What the task requires:
Put every line of the records below into a JSON list of strings, one string per line, and omit the blank lines. Leave the pictures out of the list.

(Layout records)

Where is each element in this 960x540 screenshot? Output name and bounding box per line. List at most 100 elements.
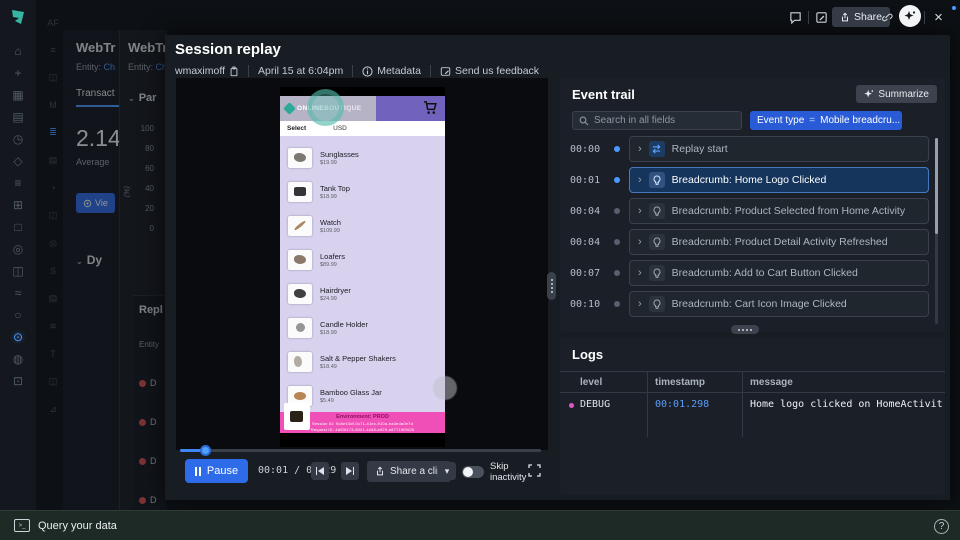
skip-inactivity-toggle[interactable]	[462, 466, 484, 478]
share-clip-dropdown[interactable]: ▾	[438, 462, 456, 480]
product-price: $5.49	[320, 398, 334, 404]
app-top-bar: ONLINEBOUTIQUE	[280, 89, 445, 126]
close-icon[interactable]: ×	[929, 8, 948, 27]
summarize-button[interactable]: Summarize	[856, 85, 937, 103]
bg-tab[interactable]: Transact	[76, 88, 121, 99]
bg-replays-card: Repl Entity D D D D	[133, 295, 167, 510]
log-message: Home logo clicked on HomeActivity. No na…	[750, 399, 943, 410]
skip-forward-icon	[345, 467, 355, 475]
datadog-logo[interactable]	[8, 7, 28, 27]
pause-button[interactable]: Pause	[185, 459, 248, 483]
sidebar-item[interactable]: ▤	[0, 106, 36, 128]
previous-event-button[interactable]	[311, 462, 329, 480]
feedback-button[interactable]: Send us feedback	[440, 65, 539, 77]
log-level: DEBUG	[580, 399, 611, 410]
event-row-card[interactable]: › Breadcrumb: Home Logo Clicked	[629, 167, 929, 193]
fullscreen-button[interactable]	[528, 464, 542, 478]
event-marker-dot	[614, 177, 620, 183]
chevron-right-icon[interactable]: ›	[638, 267, 642, 279]
event-row-card[interactable]: › Breadcrumb: Product Selected from Home…	[629, 198, 929, 224]
search-input[interactable]: Search in all fields	[572, 111, 742, 130]
secondary-rail-item: T	[50, 349, 56, 359]
currency-row: Select USD	[280, 121, 445, 136]
window-actions: Share ×	[770, 0, 960, 35]
chevron-right-icon[interactable]: ›	[638, 174, 642, 186]
secondary-rail-item: S	[49, 266, 56, 276]
log-timestamp-link[interactable]: 00:01.298	[655, 399, 709, 410]
scrollbar-thumb[interactable]	[935, 138, 938, 234]
sidebar-item[interactable]: ◎	[0, 238, 36, 260]
store-logo-icon	[283, 102, 296, 115]
product-list-item: Sunglasses $19.99	[280, 141, 445, 175]
bg-card-title: WebTr	[128, 40, 168, 55]
sidebar-item[interactable]: ⊡	[0, 370, 36, 392]
sidebar-item[interactable]: ◫	[0, 260, 36, 282]
chevron-right-icon[interactable]: ›	[638, 205, 642, 217]
sidebar-item[interactable]: ⊞	[0, 194, 36, 216]
session-user[interactable]: wmaximoff	[175, 65, 239, 77]
link-icon[interactable]	[878, 8, 897, 27]
sidebar-item[interactable]: ⊙	[0, 326, 36, 348]
sidebar-item[interactable]: +	[0, 62, 36, 84]
ai-assistant-button[interactable]	[899, 5, 921, 27]
sidebar-item[interactable]: ◷	[0, 128, 36, 150]
sidebar-item[interactable]: ◍	[0, 348, 36, 370]
next-event-button[interactable]	[341, 462, 359, 480]
bg-collapsed-section[interactable]: ⌄ Par	[128, 92, 167, 104]
bg-metric-label: Average	[76, 157, 110, 167]
chevron-right-icon[interactable]: ›	[638, 236, 642, 248]
phone-status-strip	[280, 87, 445, 96]
sidebar-item[interactable]: ▦	[0, 84, 36, 106]
comment-icon[interactable]	[786, 8, 805, 27]
sidebar-item[interactable]: ○	[0, 304, 36, 326]
logs-col-level[interactable]: level	[580, 377, 602, 388]
share-icon	[842, 12, 848, 21]
copy-icon[interactable]	[229, 65, 239, 77]
chevron-right-icon[interactable]: ›	[638, 298, 642, 310]
sidebar-item[interactable]: ⌂	[0, 40, 36, 62]
sidebar-item[interactable]: ◇	[0, 150, 36, 172]
playback-timeline[interactable]	[180, 445, 541, 456]
event-type-filter-pill[interactable]: Event type = Mobile breadcru...	[750, 111, 902, 130]
panel-resize-handle-horizontal[interactable]	[731, 325, 759, 334]
sidebar-item-icon: ⊞	[12, 198, 24, 212]
product-price: $18.99	[320, 194, 337, 200]
edit-note-icon[interactable]	[812, 8, 831, 27]
secondary-rail-item: ◫	[48, 210, 58, 220]
chevron-right-icon[interactable]: ›	[638, 143, 642, 155]
event-row-card[interactable]: › Breadcrumb: Product Detail Activity Re…	[629, 229, 929, 255]
event-row-card[interactable]: › Replay start	[629, 136, 929, 162]
product-price: $18.99	[320, 330, 337, 336]
query-your-data-label[interactable]: Query your data	[38, 520, 117, 532]
product-list-item: Candle Holder $18.99	[280, 311, 445, 345]
event-row-card[interactable]: › Breadcrumb: Cart Icon Image Clicked	[629, 291, 929, 317]
sidebar-item[interactable]: ≈	[0, 282, 36, 304]
product-name: Sunglasses	[320, 150, 359, 159]
help-button[interactable]: ?	[934, 519, 949, 534]
event-time: 00:04	[570, 205, 601, 217]
mobile-app-screen: ONLINEBOUTIQUE Select USD Sunglasses $19…	[280, 87, 457, 447]
product-image	[288, 216, 312, 236]
bg-tab-underline	[76, 105, 122, 107]
event-trail-row: 00:04 › Breadcrumb: Product Selected fro…	[564, 198, 929, 224]
environment-label: Environment: PROD	[336, 413, 389, 420]
bg-collapsed-section[interactable]: ⌄ Dy	[76, 253, 121, 267]
logs-col-timestamp[interactable]: timestamp	[655, 377, 705, 388]
logs-col-message[interactable]: message	[750, 377, 793, 388]
event-row-card[interactable]: › Breadcrumb: Add to Cart Button Clicked	[629, 260, 929, 286]
log-row[interactable]: DEBUG 00:01.298 Home logo clicked on Hom…	[560, 394, 945, 416]
bg-view-button[interactable]: Vie	[76, 193, 115, 213]
event-kind-icon	[648, 265, 665, 281]
product-image	[288, 148, 312, 168]
app-screen: AF ≡ ◫ M ≣ ▤ ◔ ◫ ◎ S ▤ ≋ T ◫ ⊿ WebTr Ent…	[0, 0, 960, 540]
panel-resize-handle-vertical[interactable]	[547, 272, 556, 300]
secondary-rail-item: ◫	[48, 376, 58, 386]
event-kind-icon	[648, 203, 665, 219]
sidebar-item[interactable]: ≡	[0, 172, 36, 194]
log-status-dot	[569, 403, 574, 408]
sidebar-item[interactable]: □	[0, 216, 36, 238]
timeline-scrubber[interactable]	[200, 445, 211, 456]
event-label: Breadcrumb: Home Logo Clicked	[671, 174, 827, 186]
metadata-button[interactable]: Metadata	[362, 65, 421, 77]
product-list-item: Salt & Pepper Shakers $18.49	[280, 345, 445, 379]
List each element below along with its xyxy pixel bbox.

Solution for this task:
[
  "Where is each element in this 960x540 screenshot? Output name and bounding box per line. List at most 100 elements.",
  "skip-inactivity-toggle[interactable]\t[462, 466, 484, 478]",
  "share-clip-dropdown[interactable]: ▾\t[438, 462, 456, 480]",
  "product-price: $5.49\t[320, 398, 334, 404]",
  "app-top-bar: ONLINEBOUTIQUE\t[280, 89, 445, 126]",
  "close-icon[interactable]: ×\t[929, 8, 948, 27]",
  "summarize-button[interactable]: Summarize\t[856, 85, 937, 103]",
  "bg-tab[interactable]: Transact\t[76, 88, 121, 99]",
  "bg-replays-card: Repl Entity D D D D\t[133, 295, 167, 510]",
  "log-message: Home logo clicked on HomeActivity. No na…\t[750, 399, 943, 410]",
  "skip-forward-icon\t[345, 467, 355, 475]",
  "datadog-logo[interactable]\t[8, 7, 28, 27]",
  "pause-button[interactable]: Pause\t[185, 459, 248, 483]",
  "sidebar-item[interactable]: ▤\t[0, 106, 36, 128]",
  "previous-event-button[interactable]\t[311, 462, 329, 480]",
  "feedback-button[interactable]: Send us feedback\t[440, 65, 539, 77]",
  "log-level: DEBUG\t[580, 399, 611, 410]",
  "event-row-card[interactable]: › Breadcrumb: Home Logo Clicked\t[629, 167, 929, 193]",
  "fullscreen-button[interactable]\t[528, 464, 542, 478]",
  "event-marker-dot\t[614, 177, 620, 183]",
  "chevron-right-icon[interactable]: ›\t[638, 267, 642, 279]",
  "event-row-card[interactable]: › Breadcrumb: Product Selected from Home…\t[629, 198, 929, 224]",
  "search-input[interactable]: Search in all fields\t[572, 111, 742, 130]",
  "secondary-rail-item: T\t[50, 349, 56, 359]",
  "currency-row: Select USD\t[280, 121, 445, 136]",
  "window-actions: Share ×\t[770, 0, 960, 35]",
  "chevron-right-icon[interactable]: ›\t[638, 174, 642, 186]",
  "secondary-rail-item: S\t[49, 266, 56, 276]",
  "log-timestamp-link[interactable]: 00:01.298\t[655, 399, 709, 410]",
  "scrollbar-thumb[interactable]\t[935, 138, 938, 234]",
  "sidebar-item[interactable]: ◎\t[0, 238, 36, 260]",
  "store-logo-icon\t[283, 102, 296, 115]",
  "product-list-item: Sunglasses $19.99\t[280, 141, 445, 175]",
  "bg-card-title: WebTr\t[128, 40, 168, 55]",
  "sidebar-item[interactable]: ⊡\t[0, 370, 36, 392]",
  "sidebar-item[interactable]: ◫\t[0, 260, 36, 282]",
  "chevron-right-icon[interactable]: ›\t[638, 205, 642, 217]",
  "sidebar-item[interactable]: ⊞\t[0, 194, 36, 216]",
  "session-user[interactable]: wmaximoff\t[175, 65, 239, 77]",
  "link-icon[interactable]\t[878, 8, 897, 27]",
  "sidebar-item[interactable]: ⊙\t[0, 326, 36, 348]",
  "sidebar-item[interactable]: +\t[0, 62, 36, 84]",
  "ai-assistant-button[interactable]\t[899, 5, 921, 27]",
  "sidebar-item[interactable]: ◷\t[0, 128, 36, 150]",
  "sidebar-item[interactable]: ◍\t[0, 348, 36, 370]",
  "next-event-button[interactable]\t[341, 462, 359, 480]",
  "bg-collapsed-section[interactable]: ⌄ Par\t[128, 92, 167, 104]",
  "bg-metric-label: Average\t[76, 157, 110, 167]",
  "chevron-right-icon[interactable]: ›\t[638, 236, 642, 248]",
  "phone-status-strip\t[280, 87, 445, 96]",
  "sidebar-item[interactable]: ▦\t[0, 84, 36, 106]",
  "comment-icon[interactable]\t[786, 8, 805, 27]",
  "sidebar-item[interactable]: ○\t[0, 304, 36, 326]",
  "logs-col-level[interactable]: level\t[580, 377, 602, 388]",
  "share-icon\t[842, 12, 848, 21]",
  "copy-icon[interactable]\t[229, 65, 239, 77]",
  "chevron-right-icon[interactable]: ›\t[638, 298, 642, 310]",
  "sidebar-item[interactable]: ⌂\t[0, 40, 36, 62]",
  "sidebar-item[interactable]: ◇\t[0, 150, 36, 172]",
  "playback-timeline[interactable]\t[180, 445, 541, 456]",
  "event-type-filter-pill[interactable]: Event type = Mobile breadcru...\t[750, 111, 902, 130]",
  "panel-resize-handle-horizontal[interactable]\t[731, 325, 759, 334]",
  "sidebar-item-icon: ⊞\t[12, 198, 24, 212]",
  "product-price: $18.99\t[320, 194, 337, 200]",
  "edit-note-icon[interactable]\t[812, 8, 831, 27]",
  "secondary-rail-item: ◫\t[48, 210, 58, 220]",
  "chevron-right-icon[interactable]: ›\t[638, 143, 642, 155]",
  "event-row-card[interactable]: › Breadcrumb: Product Detail Activity Re…\t[629, 229, 929, 255]",
  "event-row-card[interactable]: › Replay start\t[629, 136, 929, 162]",
  "product-price: $18.99\t[320, 330, 337, 336]",
  "query-your-data-label[interactable]: Query your data\t[38, 520, 117, 532]",
  "product-list-item: Candle Holder $18.99\t[280, 311, 445, 345]",
  "event-row-card[interactable]: › Breadcrumb: Cart Icon Image Clicked\t[629, 291, 929, 317]",
  "sidebar-item[interactable]: ≈\t[0, 282, 36, 304]",
  "product-name: Sunglasses\t[320, 150, 359, 159]",
  "help-button[interactable]: ?\t[934, 519, 949, 534]",
  "event-time: 00:04\t[570, 205, 601, 217]",
  "mobile-app-screen: ONLINEBOUTIQUE Select USD Sunglasses $19…\t[280, 87, 457, 447]",
  "product-image\t[288, 216, 312, 236]",
  "bg-tab-underline\t[76, 105, 122, 107]",
  "event-trail-row: 00:04 › Breadcrumb: Product Selected fro…\t[564, 198, 929, 224]",
  "environment-label: Environment: PROD\t[336, 413, 389, 420]",
  "bg-collapsed-section[interactable]: ⌄ Dy\t[76, 253, 121, 267]",
  "logs-col-timestamp[interactable]: timestamp\t[655, 377, 705, 388]",
  "logs-col-message[interactable]: message\t[750, 377, 793, 388]",
  "event-row-card[interactable]: › Breadcrumb: Add to Cart Button Clicked\t[629, 260, 929, 286]",
  "log-row[interactable]: DEBUG 00:01.298 Home logo clicked on Hom…\t[560, 394, 945, 416]",
  "bg-view-button[interactable]: Vie\t[76, 193, 115, 213]",
  "event-kind-icon\t[648, 265, 665, 281]",
  "product-image\t[288, 148, 312, 168]",
  "app-screen: AF ≡ ◫ M ≣ ▤ ◔ ◫ ◎ S ▤ ≋ T ◫ ⊿ WebTr Ent…\t[0, 0, 960, 540]",
  "panel-resize-handle-vertical[interactable]\t[547, 272, 556, 300]",
  "secondary-rail-item: ◫\t[48, 376, 58, 386]",
  "event-kind-icon\t[648, 203, 665, 219]",
  "sidebar-item[interactable]: ≡\t[0, 172, 36, 194]",
  "log-status-dot\t[569, 403, 574, 408]",
  "sidebar-item[interactable]: □\t[0, 216, 36, 238]",
  "timeline-scrubber[interactable]\t[200, 445, 211, 456]",
  "event-label: Breadcrumb: Home Logo Clicked\t[671, 174, 827, 186]",
  "metadata-button[interactable]: Metadata\t[362, 65, 421, 77]",
  "product-list-item: Salt & Pepper Shakers $18.49\t[280, 345, 445, 379]",
  "List each element below along with its xyxy pixel bbox."
]